### TASK DESCRIPTION
Each line below should be retyped exactly, with no pictures.

— START OF DATA SHOWN —

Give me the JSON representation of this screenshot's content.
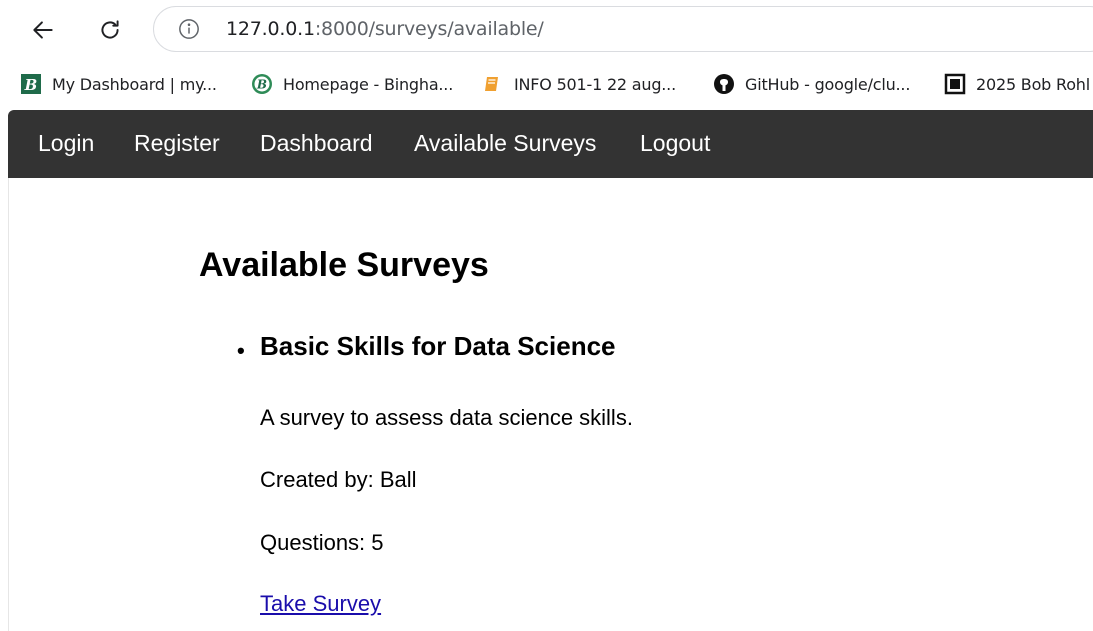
{
  "browser": {
    "url_host": "127.0.0.1",
    "url_path": ":8000/surveys/available/",
    "bookmarks": [
      {
        "label": "My Dashboard | my...",
        "icon": "b-logo-icon"
      },
      {
        "label": "Homepage - Bingha...",
        "icon": "b-logo-round-icon"
      },
      {
        "label": "INFO 501-1 22 aug...",
        "icon": "book-icon"
      },
      {
        "label": "GitHub - google/clu...",
        "icon": "github-icon"
      },
      {
        "label": "2025 Bob Rohl",
        "icon": "square-icon"
      }
    ]
  },
  "nav": {
    "items": [
      "Login",
      "Register",
      "Dashboard",
      "Available Surveys",
      "Logout"
    ]
  },
  "page": {
    "title": "Available Surveys",
    "survey": {
      "title": "Basic Skills for Data Science",
      "description": "A survey to assess data science skills.",
      "created_by": "Created by: Ball",
      "questions": "Questions: 5",
      "link": "Take Survey"
    }
  },
  "colors": {
    "nav_bg": "#333333",
    "link": "#1a0dab",
    "bookmark_b": "#1f6b4a",
    "bookmark_book": "#f0a030"
  }
}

— END OF DATA SHOWN —

### TASK OUTPUT
Give me the JSON representation of this screenshot's content.
{
  "browser": {
    "url_host": "127.0.0.1",
    "url_path": ":8000/surveys/available/",
    "bookmarks": [
      {
        "label": "My Dashboard | my...",
        "icon": "b-logo-icon"
      },
      {
        "label": "Homepage - Bingha...",
        "icon": "b-logo-round-icon"
      },
      {
        "label": "INFO 501-1 22 aug...",
        "icon": "book-icon"
      },
      {
        "label": "GitHub - google/clu...",
        "icon": "github-icon"
      },
      {
        "label": "2025 Bob Rohl",
        "icon": "square-icon"
      }
    ]
  },
  "nav": {
    "items": [
      "Login",
      "Register",
      "Dashboard",
      "Available Surveys",
      "Logout"
    ]
  },
  "page": {
    "title": "Available Surveys",
    "survey": {
      "title": "Basic Skills for Data Science",
      "description": "A survey to assess data science skills.",
      "created_by": "Created by: Ball",
      "questions": "Questions: 5",
      "link": "Take Survey"
    }
  },
  "colors": {
    "nav_bg": "#333333",
    "link": "#1a0dab",
    "bookmark_b": "#1f6b4a",
    "bookmark_book": "#f0a030"
  }
}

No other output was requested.